_DATA ROWS_
# # #

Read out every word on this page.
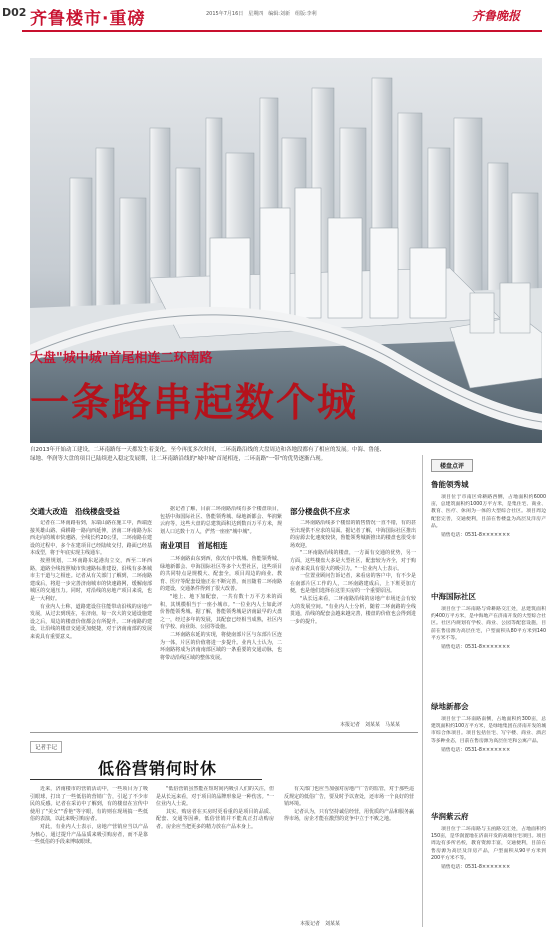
D02 齐鲁楼市·重磅	2015年7月16日　星期四　编辑:刘新　组版:李利	齐鲁晚报
大盘"城中城"首尾相连二环南路
一条路串起数个城
自2013年开始动工建设，二环南路每一天都发生着变化，至今再度多次时间，二环南路沿线的大盘周边和各地段都有了相应的发展。中海、鲁能、绿地、华润等大盘的项目已陆续进入稳定发展期，让二环南路沿线的"城中城"首尾相连，二环南路"一带"的优势逐渐凸现。
交通大改造　沿线楼盘受益

记者在二环南路看到，东端山路在施工中，西端连接英雄山路、舜耕路一路向西延伸，济南二环南路为东西走向的城市快速路，全线长约20公里，二环南路在建设的过程中，多个在建项目已经陆续交付，路面已经基本成型，将于年底实现主线通车。

按照规划，二环南路东起港沟立交，西至二环西路，道路全线按照城市快速路标准建设，沿线有多条城市主干道与之相连。记者从有关部门了解到，二环南路建成后，将进一步完善济南城市的快速路网，缓解南部城区的交通压力。同时，对沿线的房地产项目来说，也是一大利好。

有业内人士称，道路建设往往能带动沿线的房地产发展，从过去到现在，在济南，每一次大的交通设施建设之后，周边的楼盘价值都会有所提升。二环南路的建设，让沿线的楼盘交通更加便捷，对于济南南部的发展来说具有重要意义。

据记者了解，目前二环南路沿线有多个楼盘项目，包括中海国际社区、鲁能领秀城、绿地新都会、华润紫云府等，这些大盘的总建筑面积达到数百万平方米，规划人口达数十万人，俨然一座座"城中城"。

南业项目　首尾相连

二环南路由东到西，依次有中铁城、鲁能领秀城、绿地新都会、中海国际社区等多个大型社区，这些项目的共同特点是规模大、配套全，项目周边的商业、教育、医疗等配套设施正在不断完善，而且随着二环南路的建设，交通条件得到了很大改善。

"地上、地下加配套，一共有数十万平方米的面积，其规模相当于一座小城市。"一位业内人士如此评价鲁能领秀城。据了解，鲁能领秀城是济南最早的大盘之一，经过多年的发展，其配套已经相当成熟，社区内有学校、商业街、公园等设施。

二环南路东延的实现，将使南部片区与东部片区连为一体，片区的价值将进一步提升。业内人士认为，二环南路将成为济南南部区域的一条重要的交通动脉，也将带动沿线区域的整体发展。

部分楼盘供不应求

二环南路沿线多个楼盘的销售情况一直不错，有的甚至出现供不应求的局面。据记者了解，中海国际社区推出的房源去化速度较快，鲁能领秀城新推出的楼盘也很受市场欢迎。

"二环南路沿线的楼盘，一方面有交通的优势，另一方面，这些楼盘大多是大型社区，配套较为齐全，对于购房者来说具有很大的吸引力。"一位业内人士表示。

一位置业顾问告诉记者，来看房的客户中，有不少是在南部片区工作的人，二环南路建成后，上下班更加方便，也是他们选择在这里买房的一个重要原因。

"从长远来看，二环南路沿线的房地产市场还会有较大的发展空间。"有业内人士分析，随着二环南路的全线贯通，沿线的配套会越来越完善，楼盘的价值也会得到进一步的提升。

本报记者　刘某某　马某某
楼盘点评
鲁能领秀城

项目位于市南区舜耕路西侧，占地面积约6000亩，总建筑面积约1000万平方米，是集住宅、商业、教育、医疗、休闲为一体的大型综合社区。项目周边配套完善，交通便利，目前在售楼盘为高层及洋房产品。

销售电话：0531-8×××××××
中海国际社区

项目位于二环南路与舜耕路交汇处，总建筑面积约400万平方米，是中海地产在济南开发的大型综合社区。社区内规划有学校、商业、公园等配套设施，目前在售房源为高层住宅，户型面积从80平方米到140平方米不等。

销售电话：0531-8×××××××
绿地新都会

项目位于二环南路南侧，占地面积约300亩，总建筑面积约100万平方米，是绿地集团在济南开发的城市综合体项目。项目包括住宅、写字楼、商业、酒店等多种业态，目前在售房源为高层住宅和公寓产品。

销售电话：0531-8×××××××
华润紫云府

项目位于二环南路与玉函路交汇处，占地面积约150亩，是华润置地在济南开发的高端住宅项目。项目周边有多所名校，教育资源丰富，交通便利，目前在售房源为高层及洋房产品，户型面积从90平方米到200平方米不等。

销售电话：0531-8×××××××
记者手记
低俗营销何时休

近来，济南楼市的营销活动中，一些项目为了吸引眼球，打出了一些低俗的营销广告，引起了不少市民的反感。记者在采访中了解到，有的楼盘在宣传中使用了"美女""香艳"等字眼，有的则在现场搞一些低俗的表演，以此来吸引购房者。

对此，有业内人士表示，房地产营销应当以产品为核心，通过提升产品品质来吸引购房者，而不是靠一些低俗的手段来博取眼球。

"低俗营销虽然能在短时间内吸引人们的关注，但是从长远来看，对于项目的品牌形象是一种伤害。"一位业内人士说。

其实，购房者在买房时更看重的是项目的品质、配套、交通等因素，低俗营销并不能真正打动购房者。房企应当把更多的精力放在产品本身上。

有关部门也应当加强对房地产广告的监管，对于那些违反规定的低俗广告，要及时予以查处，还市场一个良好的营销环境。

记者认为，只有坚持诚信经营，用优质的产品和服务赢得市场，房企才能在激烈的竞争中立于不败之地。

本报记者　刘某某
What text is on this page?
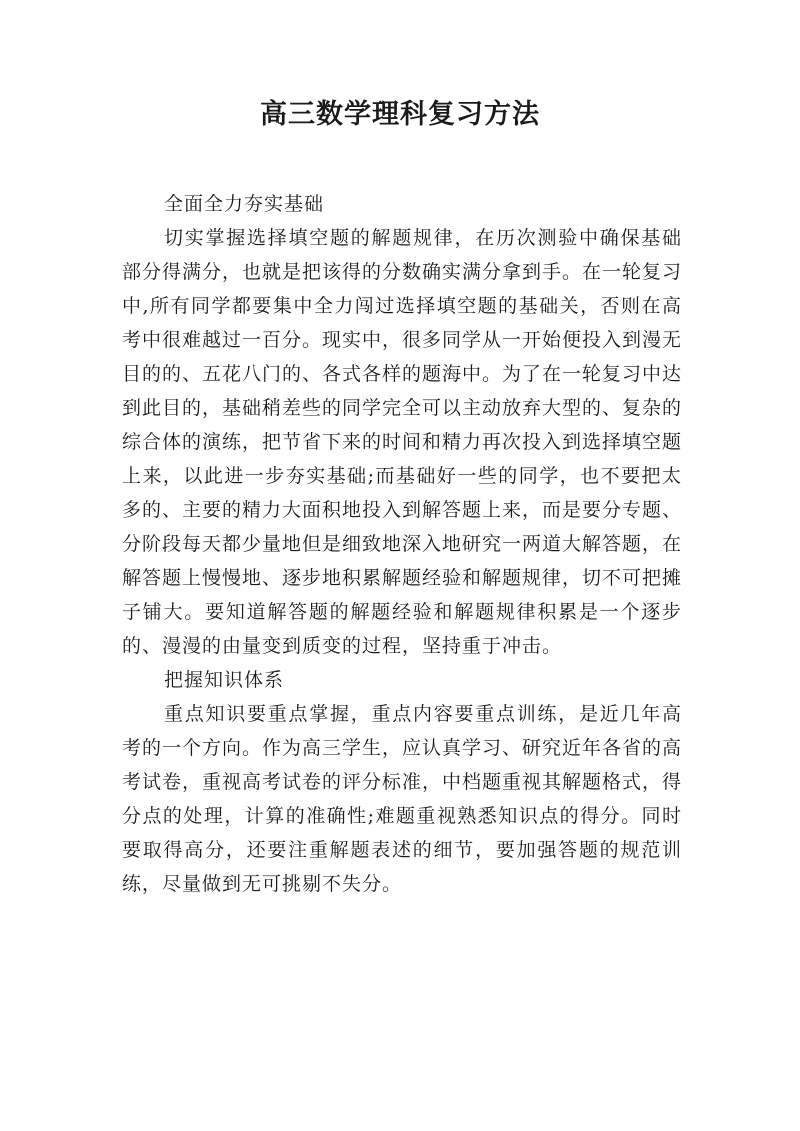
高三数学理科复习方法

全面全力夯实基础

切实掌握选择填空题的解题规律，在历次测验中确保基础部分得满分，也就是把该得的分数确实满分拿到手。在一轮复习中,所有同学都要集中全力闯过选择填空题的基础关，否则在高考中很难越过一百分。现实中，很多同学从一开始便投入到漫无目的的、五花八门的、各式各样的题海中。为了在一轮复习中达到此目的，基础稍差些的同学完全可以主动放弃大型的、复杂的综合体的演练，把节省下来的时间和精力再次投入到选择填空题上来，以此进一步夯实基础;而基础好一些的同学，也不要把太多的、主要的精力大面积地投入到解答题上来，而是要分专题、分阶段每天都少量地但是细致地深入地研究一两道大解答题，在解答题上慢慢地、逐步地积累解题经验和解题规律，切不可把摊子铺大。要知道解答题的解题经验和解题规律积累是一个逐步的、漫漫的由量变到质变的过程，坚持重于冲击。

把握知识体系

重点知识要重点掌握，重点内容要重点训练，是近几年高考的一个方向。作为高三学生，应认真学习、研究近年各省的高考试卷，重视高考试卷的评分标准，中档题重视其解题格式，得分点的处理，计算的准确性;难题重视熟悉知识点的得分。同时要取得高分，还要注重解题表述的细节，要加强答题的规范训练，尽量做到无可挑剔不失分。
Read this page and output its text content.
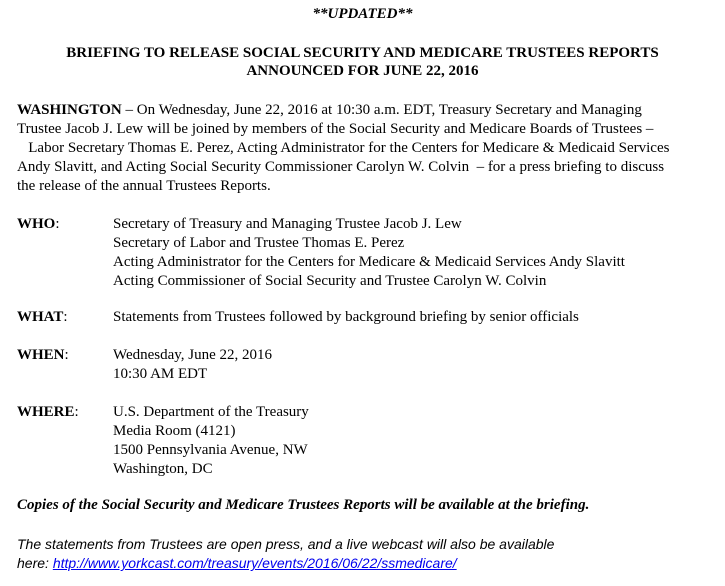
**UPDATED**
BRIEFING TO RELEASE SOCIAL SECURITY AND MEDICARE TRUSTEES REPORTS
ANNOUNCED FOR JUNE 22, 2016
WASHINGTON – On Wednesday, June 22, 2016 at 10:30 a.m. EDT, Treasury Secretary and Managing
Trustee Jacob J. Lew will be joined by members of the Social Security and Medicare Boards of Trustees –
Labor Secretary Thomas E. Perez, Acting Administrator for the Centers for Medicare & Medicaid Services
Andy Slavitt, and Acting Social Security Commissioner Carolyn W. Colvin  – for a press briefing to discuss
the release of the annual Trustees Reports.
WHO:	Secretary of Treasury and Managing Trustee Jacob J. Lew
Secretary of Labor and Trustee Thomas E. Perez
Acting Administrator for the Centers for Medicare & Medicaid Services Andy Slavitt
Acting Commissioner of Social Security and Trustee Carolyn W. Colvin
WHAT:	Statements from Trustees followed by background briefing by senior officials
WHEN:	Wednesday, June 22, 2016
10:30 AM EDT
WHERE: U.S. Department of the Treasury
Media Room (4121)
1500 Pennsylvania Avenue, NW
Washington, DC
Copies of the Social Security and Medicare Trustees Reports will be available at the briefing.
The statements from Trustees are open press, and a live webcast will also be available
here: http://www.yorkcast.com/treasury/events/2016/06/22/ssmedicare/
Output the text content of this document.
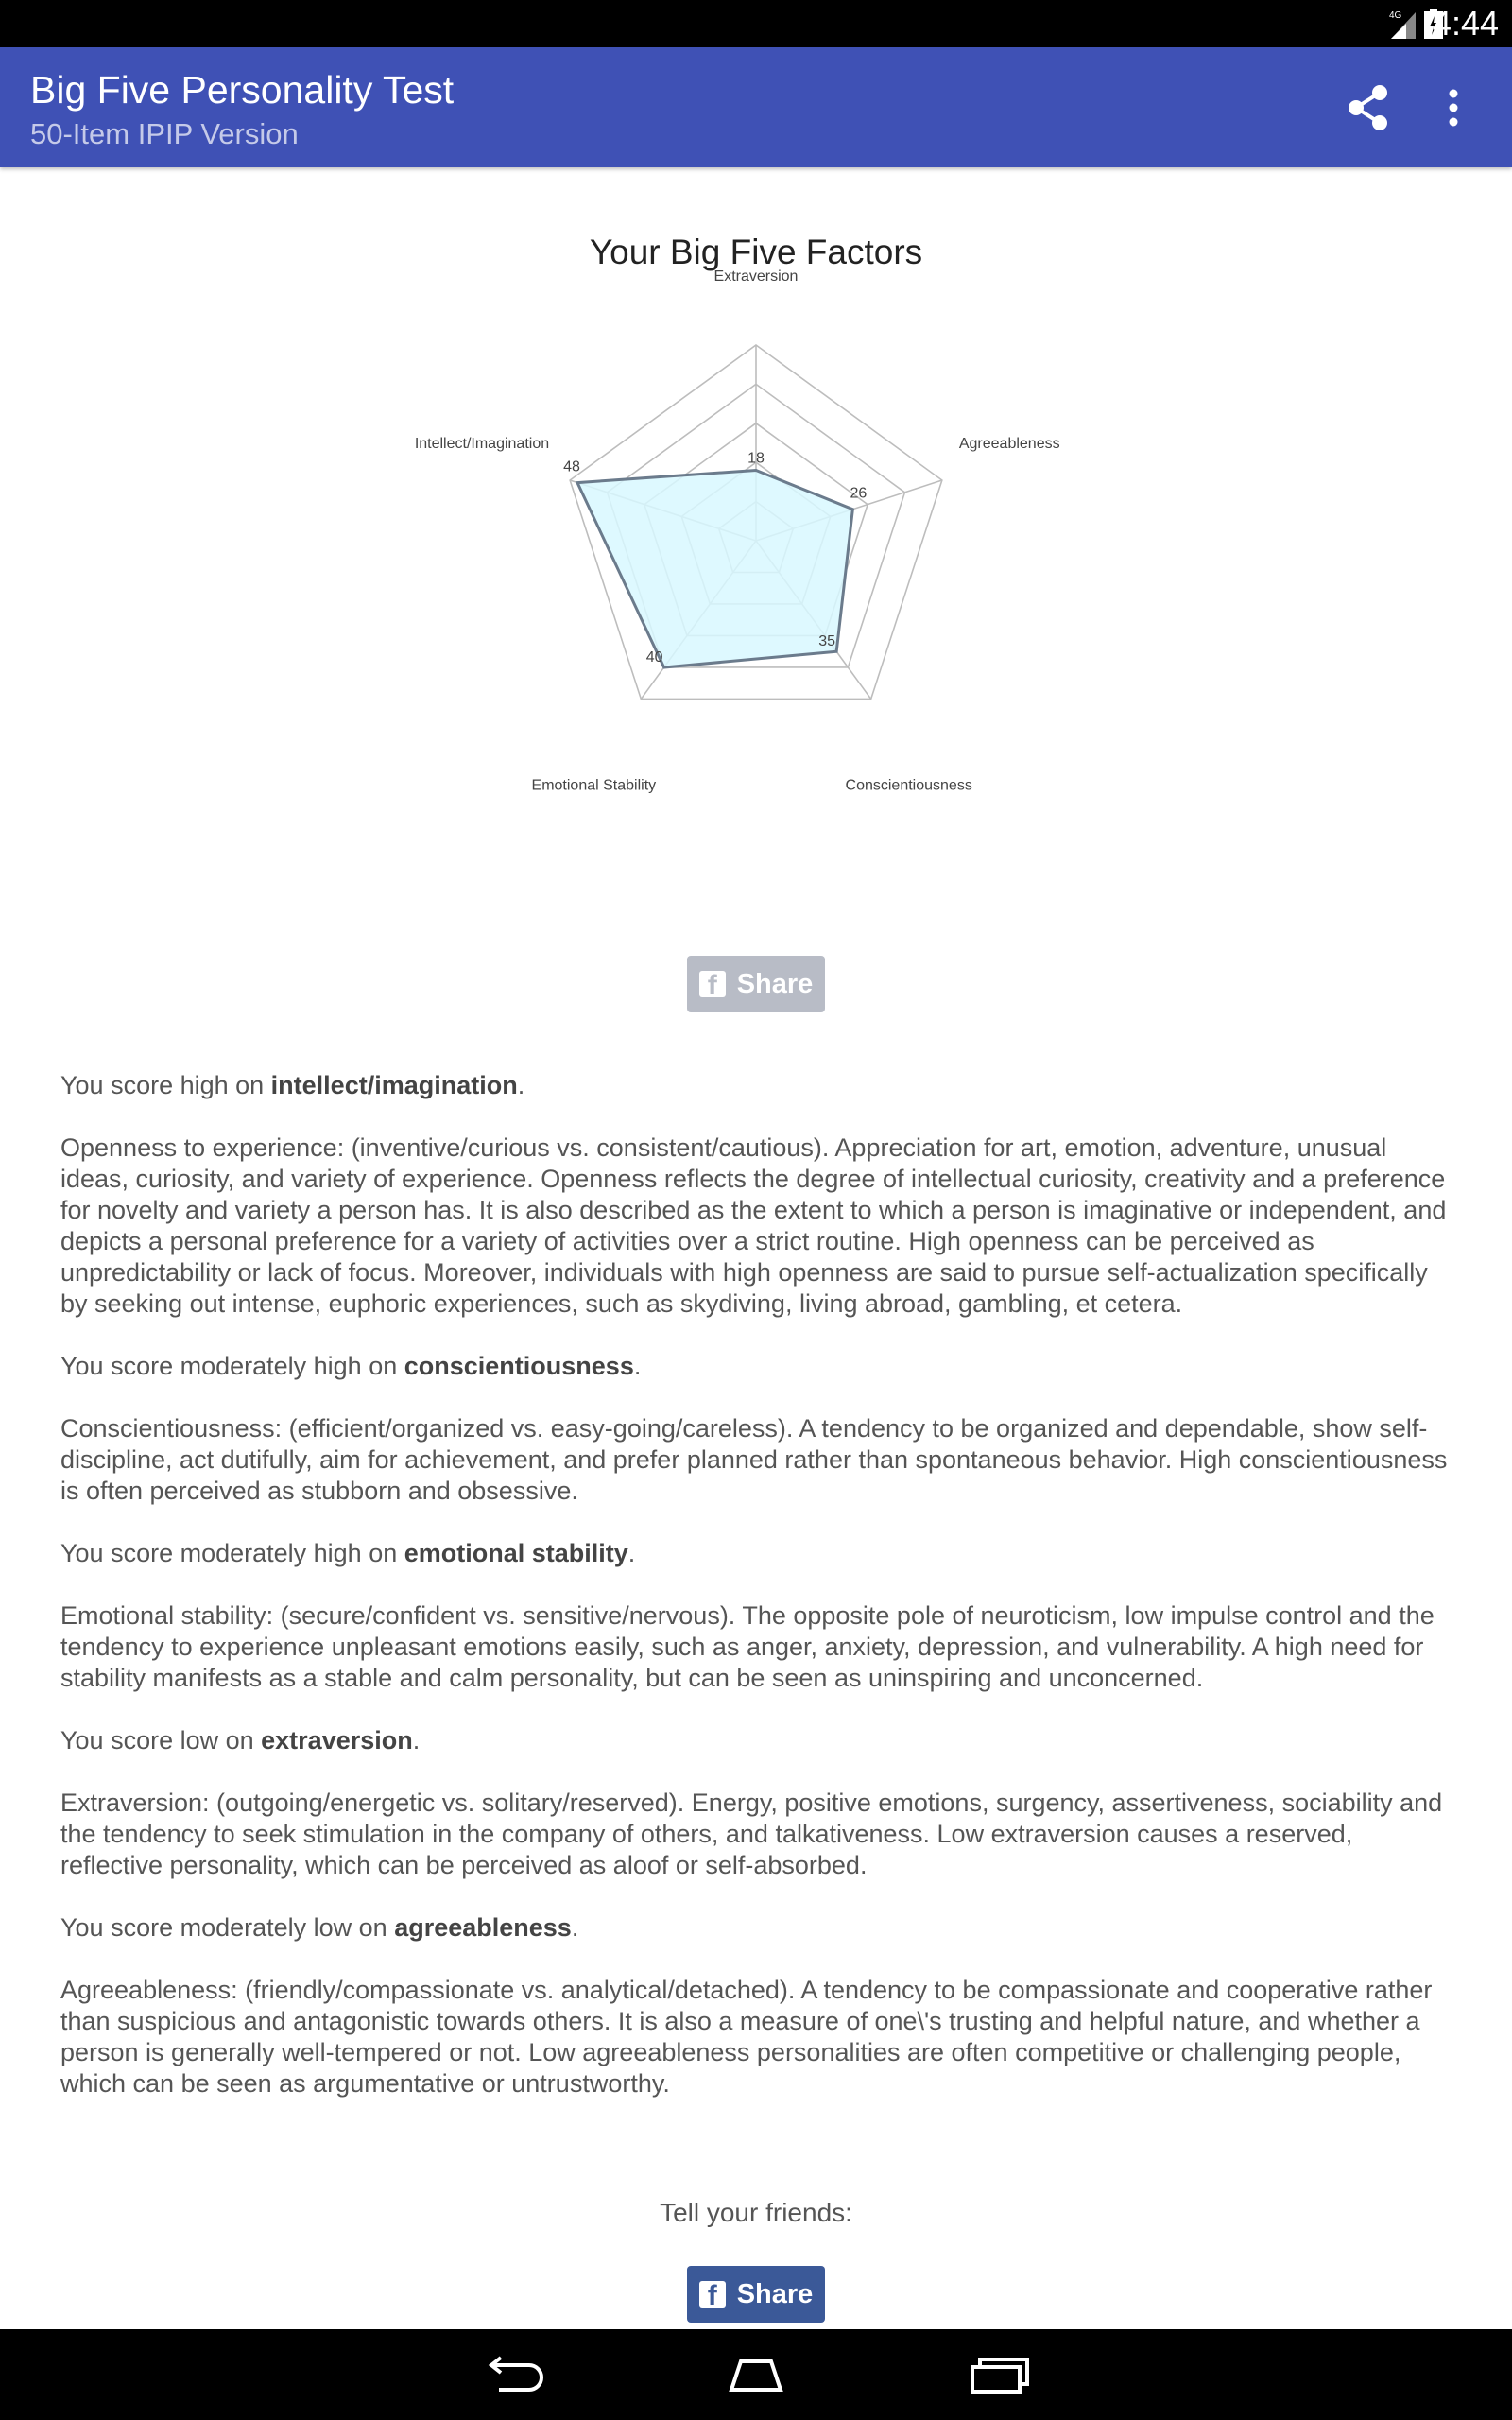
4G 4:44
Big Five Personality Test
50-Item IPIP Version
Your Big Five Factors
18
26
35
40
48
Extraversion
Agreeableness
Conscientiousness
Emotional Stability
Intellect/Imagination
f Share

You score high on intellect/imagination.

Openness to experience: (inventive/curious vs. consistent/cautious). Appreciation for art, emotion, adventure, unusual ideas, curiosity, and variety of experience. Openness reflects the degree of intellectual curiosity, creativity and a preference for novelty and variety a person has. It is also described as the extent to which a person is imaginative or independent, and depicts a personal preference for a variety of activities over a strict routine. High openness can be perceived as unpredictability or lack of focus. Moreover, individuals with high openness are said to pursue self-actualization specifically by seeking out intense, euphoric experiences, such as skydiving, living abroad, gambling, et cetera.

You score moderately high on conscientiousness.

Conscientiousness: (efficient/organized vs. easy-going/careless). A tendency to be organized and dependable, show self-discipline, act dutifully, aim for achievement, and prefer planned rather than spontaneous behavior. High conscientiousness is often perceived as stubborn and obsessive.

You score moderately high on emotional stability.

Emotional stability: (secure/confident vs. sensitive/nervous). The opposite pole of neuroticism, low impulse control and the tendency to experience unpleasant emotions easily, such as anger, anxiety, depression, and vulnerability. A high need for stability manifests as a stable and calm personality, but can be seen as uninspiring and unconcerned.

You score low on extraversion.

Extraversion: (outgoing/energetic vs. solitary/reserved). Energy, positive emotions, surgency, assertiveness, sociability and the tendency to seek stimulation in the company of others, and talkativeness. Low extraversion causes a reserved, reflective personality, which can be perceived as aloof or self-absorbed.

You score moderately low on agreeableness.

Agreeableness: (friendly/compassionate vs. analytical/detached). A tendency to be compassionate and cooperative rather than suspicious and antagonistic towards others. It is also a measure of one\'s trusting and helpful nature, and whether a person is generally well-tempered or not. Low agreeableness personalities are often competitive or challenging people, which can be seen as argumentative or untrustworthy.

Tell your friends:
f Share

# # #

_DO THIS_
Look through the entries above and report each line where the string "Carolyn" occurs.

_ANSWER TO THIS PROBLEM_
Andy Slavitt, and Acting Social Security Commissioner Carolyn W. Colvin  – for a press briefing to discuss
Acting Commissioner of Social Security and Trustee Carolyn W. Colvin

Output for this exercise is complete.